___ Provided entries ___

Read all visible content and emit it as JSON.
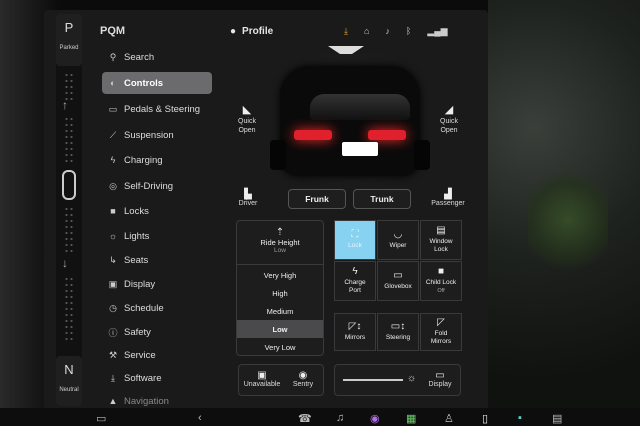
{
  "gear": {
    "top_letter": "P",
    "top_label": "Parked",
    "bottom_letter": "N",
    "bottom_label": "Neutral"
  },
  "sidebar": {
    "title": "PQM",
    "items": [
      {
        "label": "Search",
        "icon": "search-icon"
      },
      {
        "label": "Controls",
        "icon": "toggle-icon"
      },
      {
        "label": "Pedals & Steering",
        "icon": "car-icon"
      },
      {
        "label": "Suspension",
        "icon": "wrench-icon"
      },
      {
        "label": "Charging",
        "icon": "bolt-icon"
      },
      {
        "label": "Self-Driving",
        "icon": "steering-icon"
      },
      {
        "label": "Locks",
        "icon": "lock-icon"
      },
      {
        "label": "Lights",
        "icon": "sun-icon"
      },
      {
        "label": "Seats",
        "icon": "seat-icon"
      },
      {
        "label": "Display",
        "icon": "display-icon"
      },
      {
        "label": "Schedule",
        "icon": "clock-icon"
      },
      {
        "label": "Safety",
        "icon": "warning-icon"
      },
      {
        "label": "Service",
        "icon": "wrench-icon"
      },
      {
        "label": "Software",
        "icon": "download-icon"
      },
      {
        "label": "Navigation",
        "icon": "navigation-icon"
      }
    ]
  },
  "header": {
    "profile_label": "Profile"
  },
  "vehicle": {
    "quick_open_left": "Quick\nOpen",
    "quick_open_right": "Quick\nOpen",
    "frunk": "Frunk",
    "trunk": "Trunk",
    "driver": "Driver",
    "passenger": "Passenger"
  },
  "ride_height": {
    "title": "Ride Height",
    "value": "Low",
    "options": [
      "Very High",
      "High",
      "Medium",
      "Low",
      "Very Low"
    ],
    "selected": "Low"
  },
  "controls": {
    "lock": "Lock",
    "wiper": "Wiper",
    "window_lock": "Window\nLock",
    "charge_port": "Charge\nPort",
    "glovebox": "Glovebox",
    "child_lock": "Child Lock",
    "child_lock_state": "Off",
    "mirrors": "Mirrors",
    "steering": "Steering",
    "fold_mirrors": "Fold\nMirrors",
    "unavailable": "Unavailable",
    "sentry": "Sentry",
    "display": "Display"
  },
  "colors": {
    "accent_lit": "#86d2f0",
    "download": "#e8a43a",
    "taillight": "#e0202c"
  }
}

___
___ Provided entries ___

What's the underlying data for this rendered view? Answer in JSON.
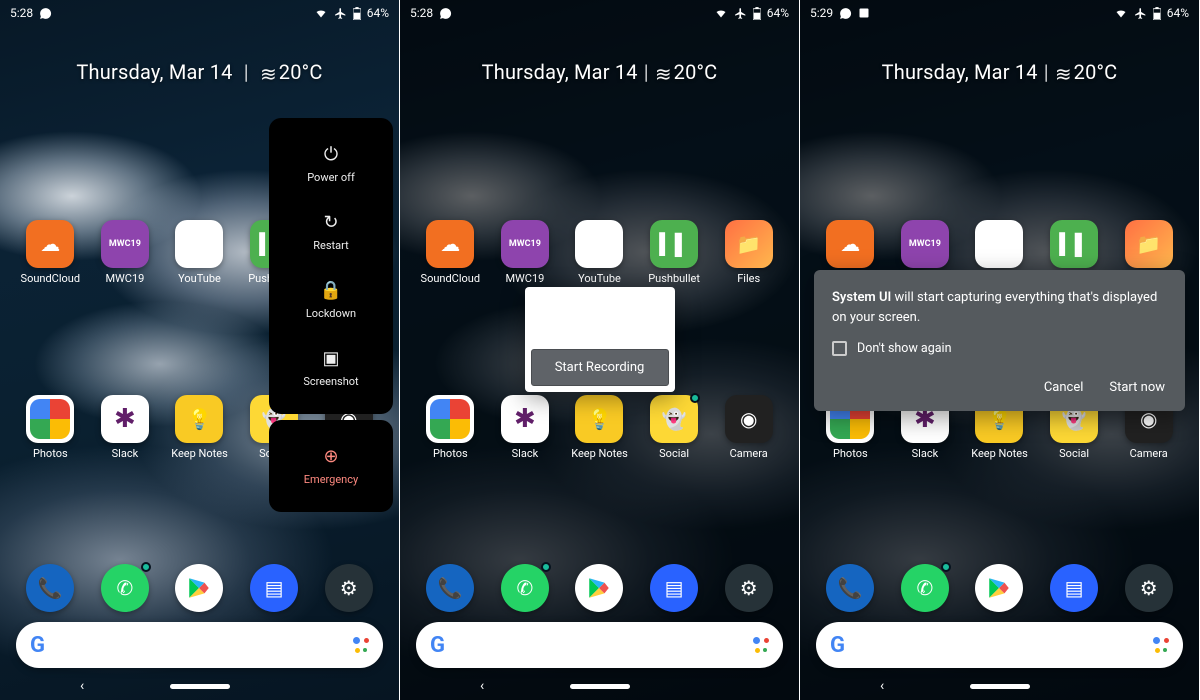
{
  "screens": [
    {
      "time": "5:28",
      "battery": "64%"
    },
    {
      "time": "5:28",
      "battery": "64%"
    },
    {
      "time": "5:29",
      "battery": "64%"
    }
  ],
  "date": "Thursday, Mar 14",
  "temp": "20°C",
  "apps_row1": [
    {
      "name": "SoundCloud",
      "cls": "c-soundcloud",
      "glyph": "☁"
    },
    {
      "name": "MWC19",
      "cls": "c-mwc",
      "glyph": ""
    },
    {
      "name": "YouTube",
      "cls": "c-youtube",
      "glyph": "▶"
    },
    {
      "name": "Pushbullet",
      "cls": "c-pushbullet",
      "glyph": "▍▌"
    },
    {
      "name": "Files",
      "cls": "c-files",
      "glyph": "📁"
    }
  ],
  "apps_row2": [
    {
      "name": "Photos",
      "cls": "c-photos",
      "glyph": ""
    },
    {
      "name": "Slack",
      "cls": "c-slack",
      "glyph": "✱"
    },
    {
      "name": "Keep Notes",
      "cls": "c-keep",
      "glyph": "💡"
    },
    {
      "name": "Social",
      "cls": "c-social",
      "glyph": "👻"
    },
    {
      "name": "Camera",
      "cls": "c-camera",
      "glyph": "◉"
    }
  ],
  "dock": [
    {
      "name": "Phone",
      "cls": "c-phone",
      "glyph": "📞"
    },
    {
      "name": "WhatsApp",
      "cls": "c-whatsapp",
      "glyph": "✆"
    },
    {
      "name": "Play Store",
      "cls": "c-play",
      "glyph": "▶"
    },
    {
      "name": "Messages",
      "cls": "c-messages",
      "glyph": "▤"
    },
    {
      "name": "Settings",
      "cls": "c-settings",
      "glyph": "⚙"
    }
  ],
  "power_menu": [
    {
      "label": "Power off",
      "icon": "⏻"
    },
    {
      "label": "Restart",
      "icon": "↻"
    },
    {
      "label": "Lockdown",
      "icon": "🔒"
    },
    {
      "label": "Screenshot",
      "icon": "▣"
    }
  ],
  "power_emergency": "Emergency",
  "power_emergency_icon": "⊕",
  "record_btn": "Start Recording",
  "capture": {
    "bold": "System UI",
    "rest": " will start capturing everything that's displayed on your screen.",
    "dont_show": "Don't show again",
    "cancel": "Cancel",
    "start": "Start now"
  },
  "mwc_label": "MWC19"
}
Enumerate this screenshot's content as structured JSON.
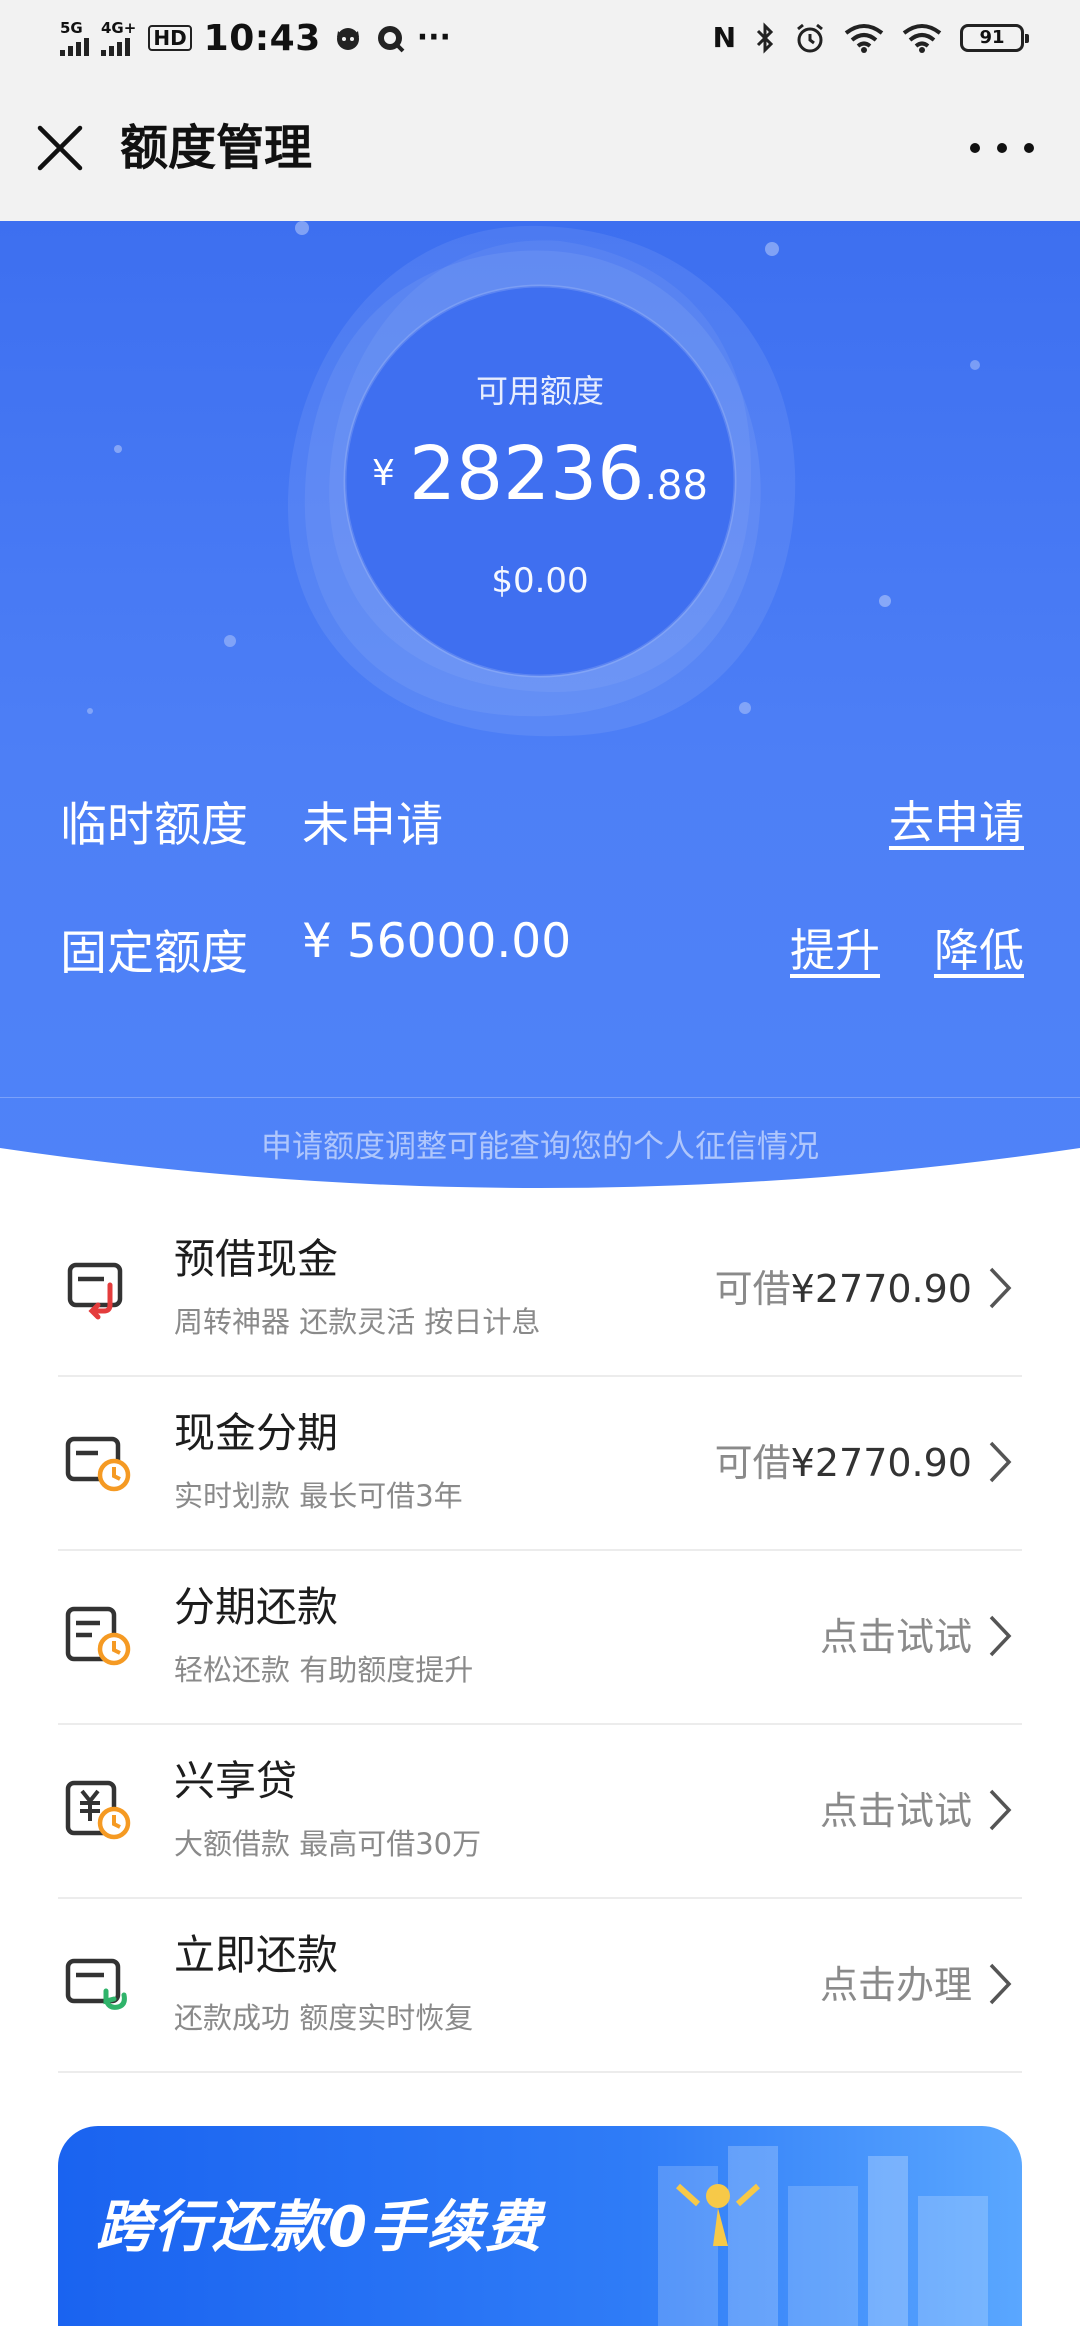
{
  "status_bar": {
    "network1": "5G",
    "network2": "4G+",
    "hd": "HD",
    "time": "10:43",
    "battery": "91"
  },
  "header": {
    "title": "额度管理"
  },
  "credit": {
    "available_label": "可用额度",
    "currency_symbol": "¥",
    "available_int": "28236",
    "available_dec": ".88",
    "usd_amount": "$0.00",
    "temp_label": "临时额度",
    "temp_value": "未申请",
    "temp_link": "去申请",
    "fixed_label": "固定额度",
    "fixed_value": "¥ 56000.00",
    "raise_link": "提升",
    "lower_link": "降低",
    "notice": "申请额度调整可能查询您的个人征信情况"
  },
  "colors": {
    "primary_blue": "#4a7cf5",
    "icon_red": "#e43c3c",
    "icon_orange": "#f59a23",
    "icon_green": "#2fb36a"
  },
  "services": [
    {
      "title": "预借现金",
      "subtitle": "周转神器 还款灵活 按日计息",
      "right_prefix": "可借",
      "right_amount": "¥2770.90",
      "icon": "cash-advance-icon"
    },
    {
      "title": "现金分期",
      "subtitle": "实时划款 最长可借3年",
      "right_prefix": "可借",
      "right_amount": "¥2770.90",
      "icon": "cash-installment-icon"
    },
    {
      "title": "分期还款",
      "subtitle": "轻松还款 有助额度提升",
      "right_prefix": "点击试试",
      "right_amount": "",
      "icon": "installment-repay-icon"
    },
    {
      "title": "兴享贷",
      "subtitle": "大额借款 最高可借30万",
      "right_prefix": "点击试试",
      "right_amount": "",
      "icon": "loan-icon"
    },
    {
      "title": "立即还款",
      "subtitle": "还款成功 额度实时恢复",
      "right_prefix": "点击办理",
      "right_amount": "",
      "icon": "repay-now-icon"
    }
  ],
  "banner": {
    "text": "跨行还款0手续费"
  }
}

___

*Task statement*: Report only how many lines in the entries contain "installment".

*Complete output*: 2